__TASK MATERIAL__:

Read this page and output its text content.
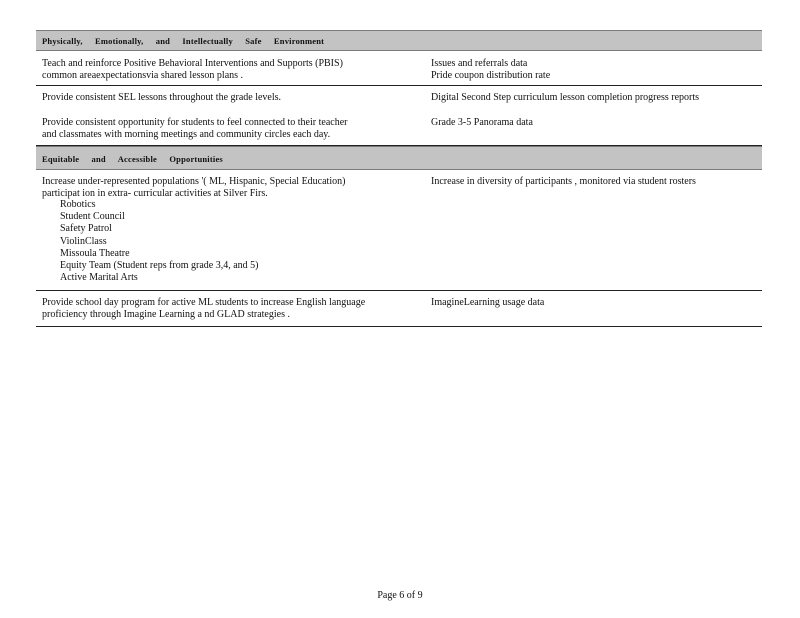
Physically, Emotionally, and Intellectually Safe Environment
Teach and reinforce Positive Behavioral Interventions and Supports (PBIS)
common areaexpectationsvia shared lesson plans .
Issues and referrals data
Pride coupon distribution rate
Provide consistent SEL lessons throughout the grade levels.	Digital Second Step curriculum lesson completion progress reports
Provide consistent opportunity for students to feel connected to their teacher
and classmates with morning meetings and community circles each day.
Grade 3-5 Panorama data
Equitable and Accessible Opportunities
Increase under-represented populations '( ML, Hispanic, Special Education)
participat ion in extra- curricular activities at Silver Firs.
Robotics
Student Council
Safety Patrol
ViolinClass
Missoula Theatre
Equity Team (Student reps from grade 3,4, and 5)
Active Marital Arts
Increase in diversity of participants , monitored via student rosters
Provide school day program for active ML students to increase English language
proficiency through Imagine Learning a nd GLAD strategies .
ImagineLearning usage data
Page 6 of 9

__INSTRUCTIONS FOR THE TASK__: Report how many lines in the records hold the word "lesson", giving the number and nothing else.

__COMPLETED TASK__: 2